(Excerpt provided)

——————————

Beware, in this way lies madness.
Ask me how i know.
File storage, please.
Those DVDs will not last as long as you think.
When was the last time you watched one? For whatever reason tape media is making a comeback, so you could probably get a decent price for them if you wanted. Maybe just keep the rare ones and pirate the rest? I donno. I personally just dont see the reason to keep them with free digital access to movies being so readily available.
No.
Before you do that, I would like to point out I donated the entire TNG collection, and later found out it could have been sold for over a thousand.
if you have a VHS player buy a cheap digital VHS to USB converter. You can get them for like 15-20$ and they plug one end into composite cable and the other end into the USB port of a laptop, then you can digitize the tape.
You should probally do that sooner rather than later though, those tapes don’t last forever and eventually they will degrade.
This is what I did with all my physical media.
Plastic is an organic molecule. Think of it like a complex set of legos, and the individual lego bricks have a tendency to want to stick to other things if they get shaken. At an atomic level, everything is always shaking, all the time. So this shaking energy, over time, will increase the probability that some of those lego bricks are going to fall off and stick to other things or just fly free. There are simply more ways these lego bricks can be arranged in ways that are not plastic than ways they can.

——————————

(Dataset content)

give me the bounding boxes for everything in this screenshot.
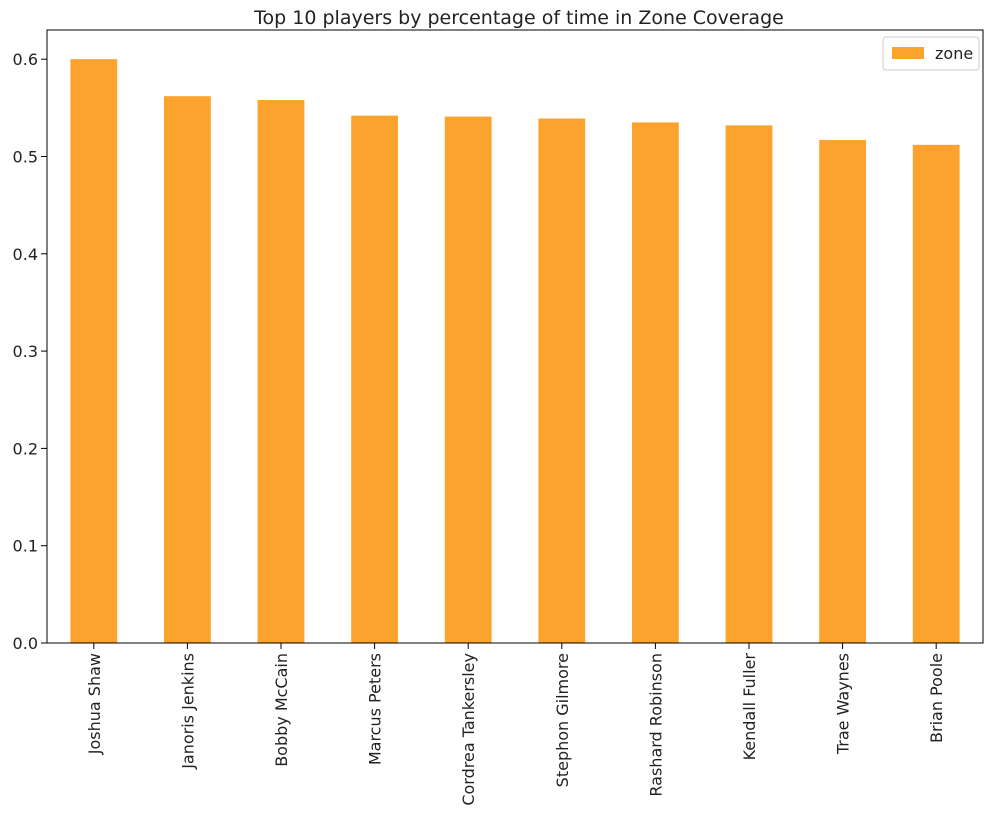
legend-box bbox=[882, 36, 980, 71]
bar-1 bbox=[164, 96, 211, 644]
bar-5 bbox=[538, 118, 586, 644]
x-tick-label-2: Bobby McCain bbox=[272, 653, 291, 767]
chart-legend: zone bbox=[882, 36, 980, 71]
bar-3 bbox=[351, 115, 398, 643]
y-tick-label-6: 0.6 bbox=[13, 50, 38, 69]
x-tick-label-7: Kendall Fuller bbox=[740, 653, 759, 761]
x-tick-label-4: Cordrea Tankersley bbox=[459, 653, 478, 806]
y-tick-label-1: 0.1 bbox=[13, 537, 38, 556]
y-tick-label-4: 0.4 bbox=[13, 245, 38, 264]
bar-9 bbox=[912, 144, 960, 643]
bar-7 bbox=[725, 125, 773, 644]
y-tick-label-2: 0.2 bbox=[13, 439, 38, 458]
y-tick-label-0: 0.0 bbox=[13, 634, 38, 653]
axes-layer: 0.0 0.1 0.2 0.3 0.4 0.5 0.6 Joshua Shaw Janoris … bbox=[13, 29, 984, 806]
y-tick-label-3: 0.3 bbox=[13, 342, 38, 361]
x-tick-label-6: Rashard Robinson bbox=[646, 653, 665, 797]
bar-8 bbox=[819, 139, 866, 643]
x-tick-label-0: Joshua Shaw bbox=[85, 653, 104, 755]
bars-layer bbox=[70, 59, 960, 644]
legend-label-zone: zone bbox=[935, 44, 973, 63]
chart-title: Top 10 players by percentage of time in … bbox=[253, 7, 784, 29]
x-tick-label-9: Brian Poole bbox=[927, 653, 946, 743]
x-tick-label-3: Marcus Peters bbox=[366, 653, 385, 765]
x-tick-label-8: Trae Waynes bbox=[834, 653, 853, 755]
x-tick-label-1: Janoris Jenkins bbox=[178, 653, 197, 770]
legend-swatch-zone bbox=[892, 47, 924, 59]
plot-frame bbox=[46, 29, 984, 644]
x-tick-label-5: Stephon Gilmore bbox=[553, 653, 572, 787]
bar-4 bbox=[444, 116, 492, 644]
bar-6 bbox=[632, 122, 679, 643]
bar-0 bbox=[70, 59, 118, 643]
bar-2 bbox=[257, 100, 305, 643]
y-tick-label-5: 0.5 bbox=[13, 147, 38, 166]
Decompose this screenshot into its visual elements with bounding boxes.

——————————

(The task) Write the next part of the forum thread about keeping or digitizing old DVDs and VHS tapes, picking up after its last comment.

(Written response)
Or another way of looking at it, there are nearly infinite ways you can break or damage a porcelain teacup, but only one configuration where it works as a cup that people can drink out of. IE: The chances of it not being a teacup anymore are greater than the chances of it remaining a teacup over long stretches of time.
What does all this mean? Your tapes are literally falling apart. Even if they’re kept in boxes or on shelves away from other energy sources like light or heat, they are still vibrating, they are still shaking. A few molecules here and there, pop off every few minutes or more, never to return. While it might be centuries before they turn to dust, these changes over time will in fact start to smear or degrade the subtle magnetic alignment in that plastic tape which is what the actual audio and video is encoded as. This may take only a few more years to be unreadable depending on the age and quality of the tape.
If you want to save your collection, invest in something to record them onto a digital medium, and even then the best you can hope for is a few more decades. Currently we don’t have many commercially available methods for long-term data storage.
When I got rid of mine, I made a list of all the media I still wanted a copy of and then, over time, found second-hand or new old stock DVD versions online. That was ten years ago and I’ve still not broken the cling wrap on some of the replacements I bought. Just goes to show how much I really needed them!
That said, my collection was far less than 100, so your collection might be an expensive endeavour to replace.
Tapes with crud recorded from TV and computers went to landfill. All the commercial ones went in a consignment I had a charity organisation collect along with a lot of other things I was clearing out at the same time. In 2025, I’m not sure charities will accept them any more.
I did manage to digitise some of the stuff from the TV / computer ones with an old VCR and a TV card in the computer, but that must be coming up on 20 years ago now. That’s all on a DVD around here somewhere. In one of those multi-disc wallets. Remember those?
They can still be had online if you feel like paring down the space your DVDs take up. People used to use them for burned DVDs, of course, but there’s nothing stopping you from putting legit DVDs in one. Make a separate binder for the DVD covers if you really want to, and send the cases to landfill or recycling.
If you want to go really nuts, do the same with Blu-rays.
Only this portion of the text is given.